Work to complete => Repeat each entry word for word. Leave any images out of the copy.

# Start of Recorded data

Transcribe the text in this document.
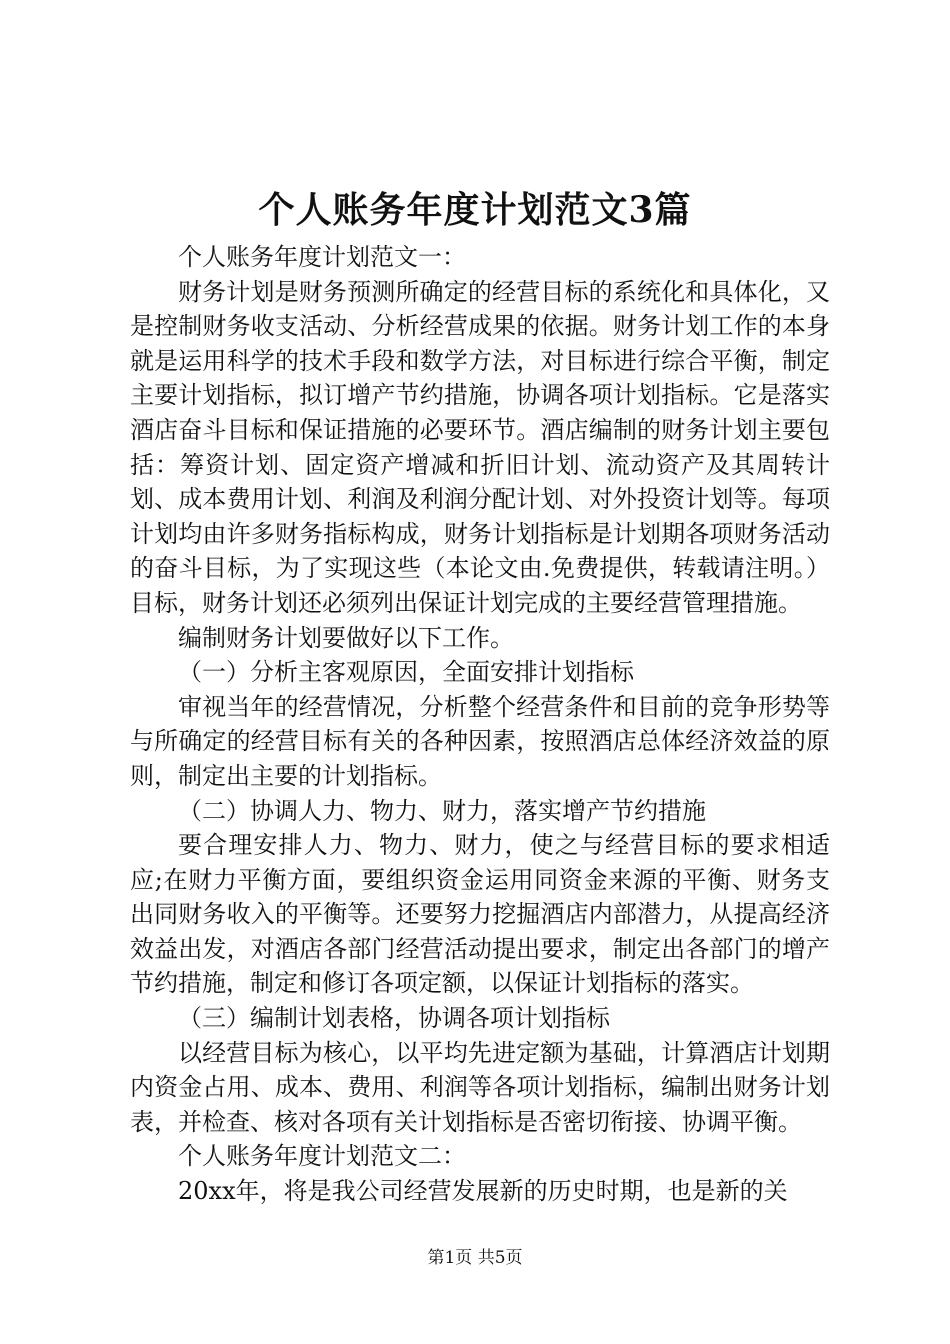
个人账务年度计划范文3篇

个人账务年度计划范文一：

财务计划是财务预测所确定的经营目标的系统化和具体化，又是控制财务收支活动、分析经营成果的依据。财务计划工作的本身就是运用科学的技术手段和数学方法，对目标进行综合平衡，制定主要计划指标，拟订增产节约措施，协调各项计划指标。它是落实酒店奋斗目标和保证措施的必要环节。酒店编制的财务计划主要包括：筹资计划、固定资产增减和折旧计划、流动资产及其周转计划、成本费用计划、利润及利润分配计划、对外投资计划等。每项计划均由许多财务指标构成，财务计划指标是计划期各项财务活动的奋斗目标，为了实现这些（本论文由.免费提供，转载请注明。）目标，财务计划还必须列出保证计划完成的主要经营管理措施。

编制财务计划要做好以下工作。

（一）分析主客观原因，全面安排计划指标

审视当年的经营情况，分析整个经营条件和目前的竞争形势等与所确定的经营目标有关的各种因素，按照酒店总体经济效益的原则，制定出主要的计划指标。

（二）协调人力、物力、财力，落实增产节约措施

要合理安排人力、物力、财力，使之与经营目标的要求相适应;在财力平衡方面，要组织资金运用同资金来源的平衡、财务支出同财务收入的平衡等。还要努力挖掘酒店内部潜力，从提高经济效益出发，对酒店各部门经营活动提出要求，制定出各部门的增产节约措施，制定和修订各项定额，以保证计划指标的落实。

（三）编制计划表格，协调各项计划指标

以经营目标为核心，以平均先进定额为基础，计算酒店计划期内资金占用、成本、费用、利润等各项计划指标，编制出财务计划表，并检查、核对各项有关计划指标是否密切衔接、协调平衡。

个人账务年度计划范文二：

20xx年，将是我公司经营发展新的历史时期，也是新的关

第1页 共5页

# End of Recorded data

Correct result =>
Transcribe the text in this document.
个人账务年度计划范文3篇

个人账务年度计划范文一：

财务计划是财务预测所确定的经营目标的系统化和具体化，又是控制财务收支活动、分析经营成果的依据。财务计划工作的本身就是运用科学的技术手段和数学方法，对目标进行综合平衡，制定主要计划指标，拟订增产节约措施，协调各项计划指标。它是落实酒店奋斗目标和保证措施的必要环节。酒店编制的财务计划主要包括：筹资计划、固定资产增减和折旧计划、流动资产及其周转计划、成本费用计划、利润及利润分配计划、对外投资计划等。每项计划均由许多财务指标构成，财务计划指标是计划期各项财务活动的奋斗目标，为了实现这些（本论文由.免费提供，转载请注明。）目标，财务计划还必须列出保证计划完成的主要经营管理措施。

编制财务计划要做好以下工作。

（一）分析主客观原因，全面安排计划指标

审视当年的经营情况，分析整个经营条件和目前的竞争形势等与所确定的经营目标有关的各种因素，按照酒店总体经济效益的原则，制定出主要的计划指标。

（二）协调人力、物力、财力，落实增产节约措施

要合理安排人力、物力、财力，使之与经营目标的要求相适应;在财力平衡方面，要组织资金运用同资金来源的平衡、财务支出同财务收入的平衡等。还要努力挖掘酒店内部潜力，从提高经济效益出发，对酒店各部门经营活动提出要求，制定出各部门的增产节约措施，制定和修订各项定额，以保证计划指标的落实。

（三）编制计划表格，协调各项计划指标

以经营目标为核心，以平均先进定额为基础，计算酒店计划期内资金占用、成本、费用、利润等各项计划指标，编制出财务计划表，并检查、核对各项有关计划指标是否密切衔接、协调平衡。

个人账务年度计划范文二：

20xx年，将是我公司经营发展新的历史时期，也是新的关

第1页 共5页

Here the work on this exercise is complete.